▶ GOAL OF THE EXERCISE
Pick out every line of the entries below where "telah" occurs, and copy those lines.

▶ MATERIAL PROVIDED
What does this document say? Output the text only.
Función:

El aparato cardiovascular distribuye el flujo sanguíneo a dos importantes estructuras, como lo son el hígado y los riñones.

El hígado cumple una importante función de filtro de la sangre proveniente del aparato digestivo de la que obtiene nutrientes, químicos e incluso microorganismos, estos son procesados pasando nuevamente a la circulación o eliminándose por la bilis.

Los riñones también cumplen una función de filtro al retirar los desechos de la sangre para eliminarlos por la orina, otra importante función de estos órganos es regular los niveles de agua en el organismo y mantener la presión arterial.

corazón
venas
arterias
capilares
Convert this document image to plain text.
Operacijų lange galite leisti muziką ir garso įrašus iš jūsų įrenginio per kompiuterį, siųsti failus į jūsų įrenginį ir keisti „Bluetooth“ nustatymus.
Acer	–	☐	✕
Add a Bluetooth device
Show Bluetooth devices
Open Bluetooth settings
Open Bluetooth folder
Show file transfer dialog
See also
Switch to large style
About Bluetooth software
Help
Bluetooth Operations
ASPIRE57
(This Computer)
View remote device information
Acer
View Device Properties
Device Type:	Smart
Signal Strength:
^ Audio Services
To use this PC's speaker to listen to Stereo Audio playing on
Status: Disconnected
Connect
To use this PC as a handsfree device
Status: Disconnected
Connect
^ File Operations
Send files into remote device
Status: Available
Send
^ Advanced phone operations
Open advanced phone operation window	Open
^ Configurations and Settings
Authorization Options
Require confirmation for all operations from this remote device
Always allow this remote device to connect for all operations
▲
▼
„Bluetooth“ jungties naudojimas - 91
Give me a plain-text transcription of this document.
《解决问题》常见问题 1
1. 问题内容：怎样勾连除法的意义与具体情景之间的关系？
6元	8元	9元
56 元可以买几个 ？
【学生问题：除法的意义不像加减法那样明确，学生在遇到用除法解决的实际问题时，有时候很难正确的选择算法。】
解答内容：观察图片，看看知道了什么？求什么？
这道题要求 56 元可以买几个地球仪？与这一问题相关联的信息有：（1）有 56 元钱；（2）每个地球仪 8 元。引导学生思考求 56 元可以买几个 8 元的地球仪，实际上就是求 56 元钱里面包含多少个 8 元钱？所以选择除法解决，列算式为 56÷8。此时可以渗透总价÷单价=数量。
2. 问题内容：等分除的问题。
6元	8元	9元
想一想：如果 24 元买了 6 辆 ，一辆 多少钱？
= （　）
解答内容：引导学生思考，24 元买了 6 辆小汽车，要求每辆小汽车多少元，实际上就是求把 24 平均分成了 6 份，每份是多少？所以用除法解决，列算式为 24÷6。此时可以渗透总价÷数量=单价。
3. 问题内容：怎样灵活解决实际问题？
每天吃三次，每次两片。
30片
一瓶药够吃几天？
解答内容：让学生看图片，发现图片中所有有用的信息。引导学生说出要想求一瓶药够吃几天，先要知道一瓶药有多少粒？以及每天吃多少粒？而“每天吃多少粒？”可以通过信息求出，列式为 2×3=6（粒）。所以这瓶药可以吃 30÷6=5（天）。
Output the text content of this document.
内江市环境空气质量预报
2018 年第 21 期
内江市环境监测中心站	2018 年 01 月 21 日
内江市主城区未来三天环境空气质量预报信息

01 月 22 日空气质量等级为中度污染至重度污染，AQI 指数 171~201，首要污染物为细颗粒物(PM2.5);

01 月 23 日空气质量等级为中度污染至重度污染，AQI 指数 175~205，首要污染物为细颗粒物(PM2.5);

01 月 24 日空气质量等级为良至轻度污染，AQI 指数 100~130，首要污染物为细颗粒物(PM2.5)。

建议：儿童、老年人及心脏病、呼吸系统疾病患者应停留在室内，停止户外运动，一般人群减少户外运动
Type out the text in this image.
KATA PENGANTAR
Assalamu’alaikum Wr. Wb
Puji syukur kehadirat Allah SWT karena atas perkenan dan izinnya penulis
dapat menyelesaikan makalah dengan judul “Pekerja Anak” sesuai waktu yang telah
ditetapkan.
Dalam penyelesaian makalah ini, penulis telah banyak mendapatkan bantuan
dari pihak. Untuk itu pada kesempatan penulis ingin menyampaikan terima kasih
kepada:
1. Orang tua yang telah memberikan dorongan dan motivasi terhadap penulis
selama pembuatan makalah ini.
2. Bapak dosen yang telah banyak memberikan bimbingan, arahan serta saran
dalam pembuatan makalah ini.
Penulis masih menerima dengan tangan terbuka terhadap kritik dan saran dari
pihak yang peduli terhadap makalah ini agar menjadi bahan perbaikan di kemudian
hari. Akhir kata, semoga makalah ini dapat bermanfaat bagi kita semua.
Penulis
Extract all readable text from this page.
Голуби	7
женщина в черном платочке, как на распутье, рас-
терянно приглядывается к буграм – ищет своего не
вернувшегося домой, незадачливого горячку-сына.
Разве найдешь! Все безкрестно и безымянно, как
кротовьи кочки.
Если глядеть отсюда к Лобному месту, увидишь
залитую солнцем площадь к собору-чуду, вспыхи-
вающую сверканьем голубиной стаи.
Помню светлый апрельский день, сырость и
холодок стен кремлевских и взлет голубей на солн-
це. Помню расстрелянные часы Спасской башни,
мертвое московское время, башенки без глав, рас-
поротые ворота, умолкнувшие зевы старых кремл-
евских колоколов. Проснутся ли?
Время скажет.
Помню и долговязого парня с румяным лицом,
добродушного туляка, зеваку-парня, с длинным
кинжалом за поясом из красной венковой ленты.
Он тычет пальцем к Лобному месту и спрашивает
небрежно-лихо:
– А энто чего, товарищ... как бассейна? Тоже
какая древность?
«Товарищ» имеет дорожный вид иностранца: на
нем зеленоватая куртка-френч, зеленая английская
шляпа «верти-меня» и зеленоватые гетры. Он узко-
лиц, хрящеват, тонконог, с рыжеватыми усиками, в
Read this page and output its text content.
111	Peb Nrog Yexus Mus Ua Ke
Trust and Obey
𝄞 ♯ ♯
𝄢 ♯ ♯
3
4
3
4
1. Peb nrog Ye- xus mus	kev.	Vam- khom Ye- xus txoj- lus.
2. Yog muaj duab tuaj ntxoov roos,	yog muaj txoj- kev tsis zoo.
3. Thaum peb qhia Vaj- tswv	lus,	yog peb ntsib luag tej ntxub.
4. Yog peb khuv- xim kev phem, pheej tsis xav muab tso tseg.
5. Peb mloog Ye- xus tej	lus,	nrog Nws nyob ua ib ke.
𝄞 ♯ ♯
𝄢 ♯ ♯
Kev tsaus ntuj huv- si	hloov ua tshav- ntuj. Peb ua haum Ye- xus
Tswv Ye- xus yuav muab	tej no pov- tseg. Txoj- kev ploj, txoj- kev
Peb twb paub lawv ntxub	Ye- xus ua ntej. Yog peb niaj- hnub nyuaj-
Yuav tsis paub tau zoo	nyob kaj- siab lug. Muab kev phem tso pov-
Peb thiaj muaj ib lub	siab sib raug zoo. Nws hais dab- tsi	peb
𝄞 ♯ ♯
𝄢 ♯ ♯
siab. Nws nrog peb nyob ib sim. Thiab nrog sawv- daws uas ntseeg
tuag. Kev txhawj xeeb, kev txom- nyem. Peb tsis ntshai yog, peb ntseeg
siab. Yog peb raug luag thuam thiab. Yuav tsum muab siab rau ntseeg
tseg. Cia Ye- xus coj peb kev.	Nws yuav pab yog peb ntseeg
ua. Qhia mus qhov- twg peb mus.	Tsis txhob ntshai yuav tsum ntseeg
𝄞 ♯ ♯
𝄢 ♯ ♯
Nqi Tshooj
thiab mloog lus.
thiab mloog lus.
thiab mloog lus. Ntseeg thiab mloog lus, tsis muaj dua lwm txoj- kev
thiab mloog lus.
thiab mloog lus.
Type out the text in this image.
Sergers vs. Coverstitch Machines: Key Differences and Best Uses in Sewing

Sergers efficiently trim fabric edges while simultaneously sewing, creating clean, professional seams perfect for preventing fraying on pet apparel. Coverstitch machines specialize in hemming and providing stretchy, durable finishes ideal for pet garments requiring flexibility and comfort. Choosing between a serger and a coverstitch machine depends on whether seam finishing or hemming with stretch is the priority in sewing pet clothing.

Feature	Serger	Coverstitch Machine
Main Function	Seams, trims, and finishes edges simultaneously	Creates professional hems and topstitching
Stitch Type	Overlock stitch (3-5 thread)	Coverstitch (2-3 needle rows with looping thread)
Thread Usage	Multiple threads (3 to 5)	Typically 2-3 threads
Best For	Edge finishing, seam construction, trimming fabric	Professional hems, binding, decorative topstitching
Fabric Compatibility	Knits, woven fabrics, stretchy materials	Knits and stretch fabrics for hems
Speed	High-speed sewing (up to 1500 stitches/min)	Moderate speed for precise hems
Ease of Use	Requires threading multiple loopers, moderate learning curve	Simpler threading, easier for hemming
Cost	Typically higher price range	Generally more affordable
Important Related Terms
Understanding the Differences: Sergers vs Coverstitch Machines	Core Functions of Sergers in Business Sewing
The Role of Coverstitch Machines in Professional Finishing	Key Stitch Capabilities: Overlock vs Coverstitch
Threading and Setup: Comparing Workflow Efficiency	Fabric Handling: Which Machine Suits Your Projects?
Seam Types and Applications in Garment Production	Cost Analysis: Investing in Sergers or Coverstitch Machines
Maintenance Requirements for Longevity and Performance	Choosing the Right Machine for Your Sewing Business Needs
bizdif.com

▶ EXERCISE RESPONSE
dapat menyelesaikan makalah dengan judul “Pekerja Anak” sesuai waktu yang telah
Dalam penyelesaian makalah ini, penulis telah banyak mendapatkan bantuan
1. Orang tua yang telah memberikan dorongan dan motivasi terhadap penulis
2. Bapak dosen yang telah banyak memberikan bimbingan, arahan serta saran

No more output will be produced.